### DIRECTION
Repeat every line of the material, character for character.

### MATERIAL PROVIDED

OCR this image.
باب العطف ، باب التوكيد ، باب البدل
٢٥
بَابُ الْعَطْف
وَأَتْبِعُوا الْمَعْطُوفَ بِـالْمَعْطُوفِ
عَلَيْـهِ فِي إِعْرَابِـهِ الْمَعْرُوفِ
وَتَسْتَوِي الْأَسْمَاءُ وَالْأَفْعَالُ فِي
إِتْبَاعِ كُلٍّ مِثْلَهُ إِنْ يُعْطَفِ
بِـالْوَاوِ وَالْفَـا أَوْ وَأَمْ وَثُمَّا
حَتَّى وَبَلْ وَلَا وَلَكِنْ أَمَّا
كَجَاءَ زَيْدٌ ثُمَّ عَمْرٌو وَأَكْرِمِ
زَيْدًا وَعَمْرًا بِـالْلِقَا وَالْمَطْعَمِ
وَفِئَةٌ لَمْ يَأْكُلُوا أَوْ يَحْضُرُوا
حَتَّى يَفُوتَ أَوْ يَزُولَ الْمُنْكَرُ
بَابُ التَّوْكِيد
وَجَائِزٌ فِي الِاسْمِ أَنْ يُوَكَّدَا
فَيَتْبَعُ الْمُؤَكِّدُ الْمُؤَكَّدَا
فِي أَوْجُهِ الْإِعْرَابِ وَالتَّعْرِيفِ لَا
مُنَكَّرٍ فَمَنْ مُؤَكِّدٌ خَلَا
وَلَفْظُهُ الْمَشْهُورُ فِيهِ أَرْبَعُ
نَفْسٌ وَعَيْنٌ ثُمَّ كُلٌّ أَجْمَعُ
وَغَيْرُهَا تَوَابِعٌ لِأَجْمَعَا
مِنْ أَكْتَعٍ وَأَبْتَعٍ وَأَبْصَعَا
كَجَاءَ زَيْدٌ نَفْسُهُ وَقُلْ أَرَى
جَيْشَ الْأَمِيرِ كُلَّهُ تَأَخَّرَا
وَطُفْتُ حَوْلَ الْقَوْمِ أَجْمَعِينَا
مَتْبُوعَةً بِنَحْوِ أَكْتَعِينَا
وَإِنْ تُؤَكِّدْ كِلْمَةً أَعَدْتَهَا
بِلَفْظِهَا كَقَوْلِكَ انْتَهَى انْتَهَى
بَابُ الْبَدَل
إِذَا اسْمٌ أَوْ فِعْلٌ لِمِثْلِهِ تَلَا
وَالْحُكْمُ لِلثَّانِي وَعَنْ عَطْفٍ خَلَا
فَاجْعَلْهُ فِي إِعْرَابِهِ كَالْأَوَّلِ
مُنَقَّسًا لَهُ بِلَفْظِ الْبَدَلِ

### ANSWER FOR THE TASK
OCR this image.
باب العطف ، باب التوكيد ، باب البدل
٢٥
بَابُ الْعَطْف
وَأَتْبِعُوا الْمَعْطُوفَ بِـالْمَعْطُوفِ
عَلَيْـهِ فِي إِعْرَابِـهِ الْمَعْرُوفِ
وَتَسْتَوِي الْأَسْمَاءُ وَالْأَفْعَالُ فِي
إِتْبَاعِ كُلٍّ مِثْلَهُ إِنْ يُعْطَفِ
بِـالْوَاوِ وَالْفَـا أَوْ وَأَمْ وَثُمَّا
حَتَّى وَبَلْ وَلَا وَلَكِنْ أَمَّا
كَجَاءَ زَيْدٌ ثُمَّ عَمْرٌو وَأَكْرِمِ
زَيْدًا وَعَمْرًا بِـالْلِقَا وَالْمَطْعَمِ
وَفِئَةٌ لَمْ يَأْكُلُوا أَوْ يَحْضُرُوا
حَتَّى يَفُوتَ أَوْ يَزُولَ الْمُنْكَرُ
بَابُ التَّوْكِيد
وَجَائِزٌ فِي الِاسْمِ أَنْ يُوَكَّدَا
فَيَتْبَعُ الْمُؤَكِّدُ الْمُؤَكَّدَا
فِي أَوْجُهِ الْإِعْرَابِ وَالتَّعْرِيفِ لَا
مُنَكَّرٍ فَمَنْ مُؤَكِّدٌ خَلَا
وَلَفْظُهُ الْمَشْهُورُ فِيهِ أَرْبَعُ
نَفْسٌ وَعَيْنٌ ثُمَّ كُلٌّ أَجْمَعُ
وَغَيْرُهَا تَوَابِعٌ لِأَجْمَعَا
مِنْ أَكْتَعٍ وَأَبْتَعٍ وَأَبْصَعَا
كَجَاءَ زَيْدٌ نَفْسُهُ وَقُلْ أَرَى
جَيْشَ الْأَمِيرِ كُلَّهُ تَأَخَّرَا
وَطُفْتُ حَوْلَ الْقَوْمِ أَجْمَعِينَا
مَتْبُوعَةً بِنَحْوِ أَكْتَعِينَا
وَإِنْ تُؤَكِّدْ كِلْمَةً أَعَدْتَهَا
بِلَفْظِهَا كَقَوْلِكَ انْتَهَى انْتَهَى
بَابُ الْبَدَل
إِذَا اسْمٌ أَوْ فِعْلٌ لِمِثْلِهِ تَلَا
وَالْحُكْمُ لِلثَّانِي وَعَنْ عَطْفٍ خَلَا
فَاجْعَلْهُ فِي إِعْرَابِهِ كَالْأَوَّلِ
مُنَقَّسًا لَهُ بِلَفْظِ الْبَدَلِ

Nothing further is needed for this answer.